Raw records
________________________

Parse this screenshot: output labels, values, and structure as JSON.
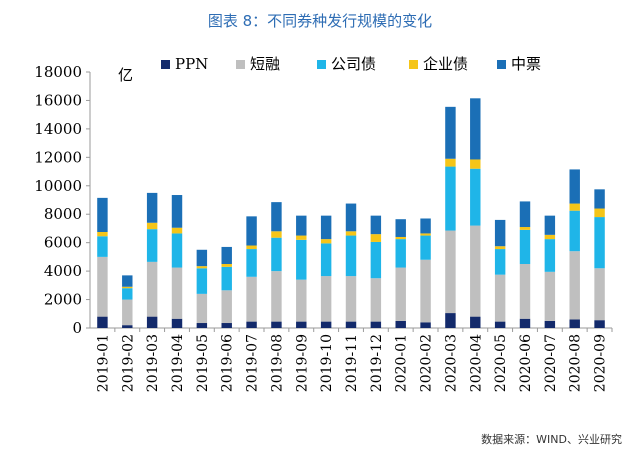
{
  "page": {
    "title": "图表 8：不同券种发行规模的变化",
    "source": "数据来源：WIND、兴业研究"
  },
  "colors": {
    "title": "#2e6db4",
    "PPN": "#132a6b",
    "短融": "#bfbfbf",
    "公司债": "#1fb5e8",
    "企业债": "#f5c518",
    "中票": "#1b6fb6"
  },
  "chart_data": {
    "type": "bar",
    "stacked": true,
    "unit_label": "亿",
    "ylim": [
      0,
      18000
    ],
    "yticks": [
      0,
      2000,
      4000,
      6000,
      8000,
      10000,
      12000,
      14000,
      16000,
      18000
    ],
    "grid": false,
    "legend_position": "top",
    "categories": [
      "2019-01",
      "2019-02",
      "2019-03",
      "2019-04",
      "2019-05",
      "2019-06",
      "2019-07",
      "2019-08",
      "2019-09",
      "2019-10",
      "2019-11",
      "2019-12",
      "2020-01",
      "2020-02",
      "2020-03",
      "2020-04",
      "2020-05",
      "2020-06",
      "2020-07",
      "2020-08",
      "2020-09"
    ],
    "series": [
      {
        "name": "PPN",
        "values": [
          800,
          200,
          800,
          650,
          350,
          350,
          450,
          450,
          450,
          450,
          450,
          450,
          500,
          400,
          1050,
          800,
          450,
          650,
          500,
          600,
          550
        ]
      },
      {
        "name": "短融",
        "values": [
          4200,
          1800,
          3850,
          3600,
          2050,
          2300,
          3150,
          3550,
          2950,
          3200,
          3200,
          3050,
          3750,
          4400,
          5800,
          6400,
          3300,
          3850,
          3450,
          4800,
          3650
        ]
      },
      {
        "name": "公司债",
        "values": [
          1450,
          800,
          2300,
          2400,
          1800,
          1650,
          1950,
          2350,
          2800,
          2300,
          2850,
          2550,
          2000,
          1700,
          4500,
          4000,
          1800,
          2400,
          2300,
          2850,
          3600
        ]
      },
      {
        "name": "企业债",
        "values": [
          300,
          100,
          450,
          400,
          150,
          200,
          250,
          450,
          300,
          300,
          300,
          550,
          150,
          150,
          550,
          650,
          200,
          200,
          300,
          500,
          600
        ]
      },
      {
        "name": "中票",
        "values": [
          2400,
          800,
          2100,
          2300,
          1150,
          1200,
          2050,
          2050,
          1400,
          1650,
          1950,
          1300,
          1250,
          1050,
          3650,
          4300,
          1850,
          1800,
          1350,
          2400,
          1350
        ]
      }
    ]
  }
}
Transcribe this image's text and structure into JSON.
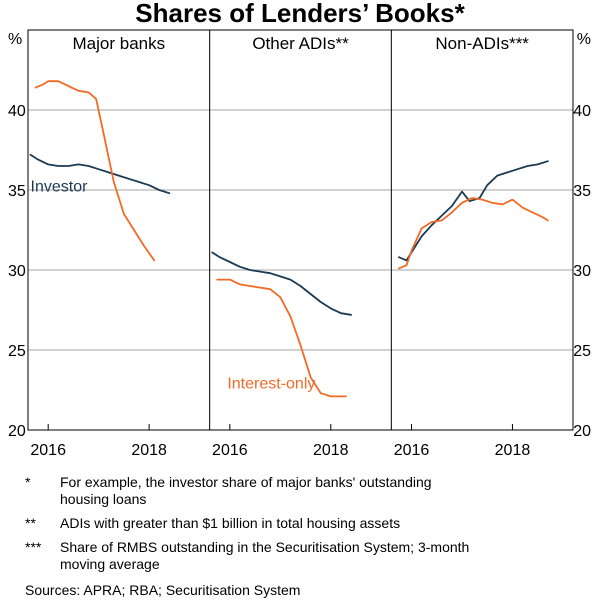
{
  "chart_data": {
    "type": "line",
    "title": "Shares of Lenders’ Books*",
    "y_unit_left": "%",
    "y_unit_right": "%",
    "ylim": [
      20,
      45
    ],
    "y_ticks": [
      20,
      25,
      30,
      35,
      40
    ],
    "x_tick_labels": [
      "2016",
      "2018"
    ],
    "x_ticks": [
      2016,
      2018
    ],
    "xlim": [
      2015.6,
      2019.2
    ],
    "panels": [
      {
        "title": "Major banks",
        "series": [
          {
            "name": "Investor",
            "color": "#1b3a53",
            "label_text": "Investor",
            "x": [
              2015.65,
              2015.8,
              2016.0,
              2016.2,
              2016.4,
              2016.6,
              2016.8,
              2017.0,
              2017.2,
              2017.4,
              2017.6,
              2017.8,
              2018.0,
              2018.2,
              2018.4
            ],
            "y": [
              37.2,
              36.9,
              36.6,
              36.5,
              36.5,
              36.6,
              36.5,
              36.3,
              36.1,
              35.9,
              35.7,
              35.5,
              35.3,
              35.0,
              34.8
            ]
          },
          {
            "name": "Interest-only",
            "color": "#f26a26",
            "x": [
              2015.75,
              2015.9,
              2016.0,
              2016.2,
              2016.4,
              2016.6,
              2016.8,
              2016.95,
              2017.1,
              2017.3,
              2017.5,
              2017.7,
              2017.9,
              2018.1
            ],
            "y": [
              41.4,
              41.6,
              41.8,
              41.8,
              41.5,
              41.2,
              41.1,
              40.7,
              38.5,
              35.5,
              33.5,
              32.5,
              31.5,
              30.6
            ]
          }
        ]
      },
      {
        "title": "Other ADIs**",
        "series": [
          {
            "name": "Investor",
            "color": "#1b3a53",
            "x": [
              2015.65,
              2015.8,
              2016.0,
              2016.2,
              2016.4,
              2016.6,
              2016.8,
              2017.0,
              2017.2,
              2017.4,
              2017.6,
              2017.8,
              2018.0,
              2018.2,
              2018.4
            ],
            "y": [
              31.1,
              30.8,
              30.5,
              30.2,
              30.0,
              29.9,
              29.8,
              29.6,
              29.4,
              29.0,
              28.5,
              28.0,
              27.6,
              27.3,
              27.2
            ]
          },
          {
            "name": "Interest-only",
            "color": "#f26a26",
            "label_text": "Interest-only",
            "x": [
              2015.75,
              2016.0,
              2016.2,
              2016.4,
              2016.6,
              2016.8,
              2017.0,
              2017.2,
              2017.4,
              2017.6,
              2017.8,
              2018.0,
              2018.2,
              2018.3
            ],
            "y": [
              29.4,
              29.4,
              29.1,
              29.0,
              28.9,
              28.8,
              28.3,
              27.1,
              25.3,
              23.3,
              22.3,
              22.1,
              22.1,
              22.1
            ]
          }
        ]
      },
      {
        "title": "Non-ADIs***",
        "series": [
          {
            "name": "Investor",
            "color": "#1b3a53",
            "x": [
              2015.75,
              2015.9,
              2016.0,
              2016.2,
              2016.4,
              2016.6,
              2016.8,
              2017.0,
              2017.15,
              2017.35,
              2017.5,
              2017.7,
              2017.9,
              2018.1,
              2018.3,
              2018.5,
              2018.7
            ],
            "y": [
              30.8,
              30.6,
              31.1,
              32.1,
              32.8,
              33.4,
              34.0,
              34.9,
              34.3,
              34.5,
              35.3,
              35.9,
              36.1,
              36.3,
              36.5,
              36.6,
              36.8
            ]
          },
          {
            "name": "Interest-only",
            "color": "#f26a26",
            "x": [
              2015.75,
              2015.9,
              2016.0,
              2016.2,
              2016.4,
              2016.6,
              2016.8,
              2017.0,
              2017.2,
              2017.4,
              2017.6,
              2017.8,
              2018.0,
              2018.2,
              2018.4,
              2018.6,
              2018.7
            ],
            "y": [
              30.1,
              30.3,
              31.2,
              32.6,
              33.0,
              33.1,
              33.6,
              34.2,
              34.5,
              34.4,
              34.2,
              34.1,
              34.4,
              33.9,
              33.6,
              33.3,
              33.1
            ]
          }
        ]
      }
    ],
    "footnotes": [
      {
        "marker": "*",
        "text": "For example, the investor share of major banks' outstanding housing loans"
      },
      {
        "marker": "**",
        "text": "ADIs with greater than $1 billion in total housing assets"
      },
      {
        "marker": "***",
        "text": "Share of RMBS outstanding in the Securitisation System; 3-month moving average"
      }
    ],
    "sources": "Sources: APRA; RBA; Securitisation System"
  }
}
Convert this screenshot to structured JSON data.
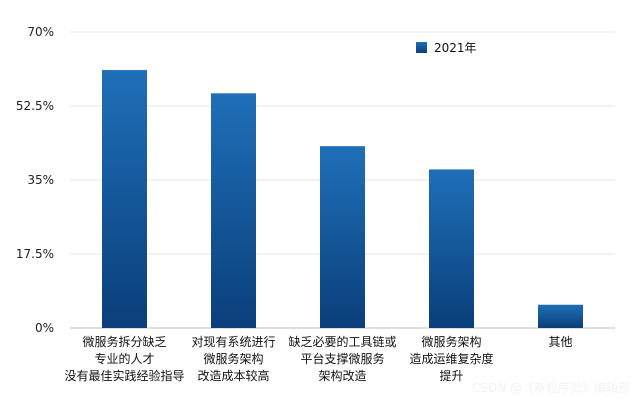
{
  "chart_data": {
    "type": "bar",
    "categories": [
      "微服务拆分缺乏\n专业的人才\n没有最佳实践经验指导",
      "对现有系统进行\n微服务架构\n改造成本较高",
      "缺乏必要的工具链或\n平台支撑微服务\n架构改造",
      "微服务架构\n造成运维复杂度\n提升",
      "其他"
    ],
    "series": [
      {
        "name": "2021年",
        "values": [
          61,
          55.5,
          43,
          37.5,
          5.5
        ]
      }
    ],
    "y_ticks": [
      "0%",
      "17.5%",
      "35%",
      "52.5%",
      "70%"
    ],
    "ylim": [
      0,
      70
    ],
    "grid": true,
    "legend_position": "top-right",
    "colors": {
      "bar_top": "#1f6fb8",
      "bar_bottom": "#0a3f7a",
      "grid": "#e6e6e6",
      "axis": "#bfbfbf"
    },
    "title": "",
    "xlabel": "",
    "ylabel": ""
  },
  "watermark": "CSDN @《新程序员》编辑部"
}
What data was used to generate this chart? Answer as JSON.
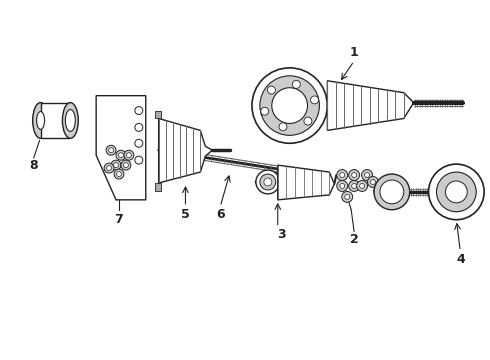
{
  "bg_color": "#ffffff",
  "lc": "#222222",
  "gray": "#aaaaaa",
  "dgray": "#666666",
  "lgray": "#cccccc",
  "figsize": [
    4.9,
    3.6
  ],
  "dpi": 100,
  "xlim": [
    0,
    490
  ],
  "ylim": [
    0,
    360
  ]
}
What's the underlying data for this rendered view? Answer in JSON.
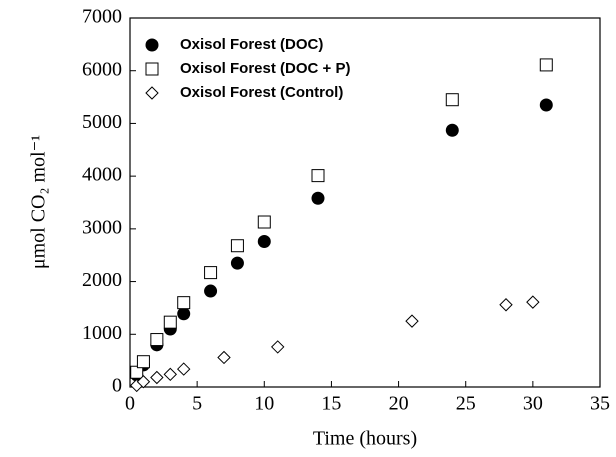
{
  "chart_data": {
    "type": "scatter",
    "xlabel": "Time (hours)",
    "ylabel": "μmol CO₂ mol⁻¹",
    "xlim": [
      0,
      35
    ],
    "xticks": [
      0,
      5,
      10,
      15,
      20,
      25,
      30,
      35
    ],
    "ylim": [
      0,
      7000
    ],
    "yticks": [
      0,
      1000,
      2000,
      3000,
      4000,
      5000,
      6000,
      7000
    ],
    "legend": "upper left",
    "series": [
      {
        "name": "Oxisol Forest (DOC)",
        "color": "#000000",
        "marker": "circle",
        "filled": true,
        "x": [
          0.5,
          1,
          2,
          3,
          4,
          6,
          8,
          10,
          14,
          24,
          31
        ],
        "values": [
          230,
          420,
          800,
          1100,
          1390,
          1820,
          2350,
          2760,
          3580,
          4870,
          5350
        ]
      },
      {
        "name": "Oxisol Forest (DOC + P)",
        "color": "#000000",
        "marker": "square",
        "filled": false,
        "x": [
          0.5,
          1,
          2,
          3,
          4,
          6,
          8,
          10,
          14,
          24,
          31
        ],
        "values": [
          280,
          480,
          900,
          1230,
          1600,
          2170,
          2680,
          3130,
          4010,
          5450,
          6110
        ]
      },
      {
        "name": "Oxisol Forest (Control)",
        "color": "#000000",
        "marker": "diamond",
        "filled": false,
        "x": [
          0.5,
          1,
          2,
          3,
          4,
          7,
          11,
          21,
          28,
          30
        ],
        "values": [
          30,
          100,
          180,
          240,
          340,
          560,
          760,
          1250,
          1560,
          1610
        ]
      }
    ]
  }
}
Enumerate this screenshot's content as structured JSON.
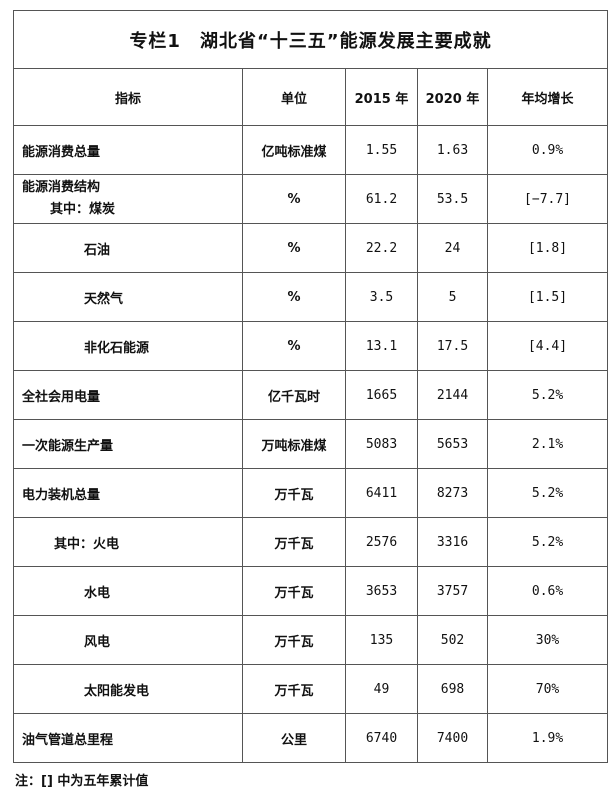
{
  "title": "专栏1　湖北省“十三五”能源发展主要成就",
  "headers": [
    "指标",
    "单位",
    "2015 年",
    "2020 年",
    "年均增长"
  ],
  "rows": [
    {
      "name": "能源消费总量",
      "unit": "亿吨标准煤",
      "y2015": "1.55",
      "y2020": "1.63",
      "growth": "0.9%"
    },
    {
      "name": "能源消费结构",
      "sub": "其中：煤炭",
      "unit": "%",
      "y2015": "61.2",
      "y2020": "53.5",
      "growth": "[−7.7]"
    },
    {
      "name": "石油",
      "indent": true,
      "unit": "%",
      "y2015": "22.2",
      "y2020": "24",
      "growth": "[1.8]"
    },
    {
      "name": "天然气",
      "indent": true,
      "unit": "%",
      "y2015": "3.5",
      "y2020": "5",
      "growth": "[1.5]"
    },
    {
      "name": "非化石能源",
      "indent": true,
      "unit": "%",
      "y2015": "13.1",
      "y2020": "17.5",
      "growth": "[4.4]"
    },
    {
      "name": "全社会用电量",
      "unit": "亿千瓦时",
      "y2015": "1665",
      "y2020": "2144",
      "growth": "5.2%"
    },
    {
      "name": "一次能源生产量",
      "unit": "万吨标准煤",
      "y2015": "5083",
      "y2020": "5653",
      "growth": "2.1%"
    },
    {
      "name": "电力装机总量",
      "unit": "万千瓦",
      "y2015": "6411",
      "y2020": "8273",
      "growth": "5.2%"
    },
    {
      "name": "其中：火电",
      "indent2": true,
      "unit": "万千瓦",
      "y2015": "2576",
      "y2020": "3316",
      "growth": "5.2%"
    },
    {
      "name": "水电",
      "indent": true,
      "unit": "万千瓦",
      "y2015": "3653",
      "y2020": "3757",
      "growth": "0.6%"
    },
    {
      "name": "风电",
      "indent": true,
      "unit": "万千瓦",
      "y2015": "135",
      "y2020": "502",
      "growth": "30%"
    },
    {
      "name": "太阳能发电",
      "indent": true,
      "unit": "万千瓦",
      "y2015": "49",
      "y2020": "698",
      "growth": "70%"
    },
    {
      "name": "油气管道总里程",
      "unit": "公里",
      "y2015": "6740",
      "y2020": "7400",
      "growth": "1.9%"
    }
  ],
  "note": "注：[] 中为五年累计值"
}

________________________

Task:
Count the lines in the records above that contain the word "banks", and give only the number.

Result below:
2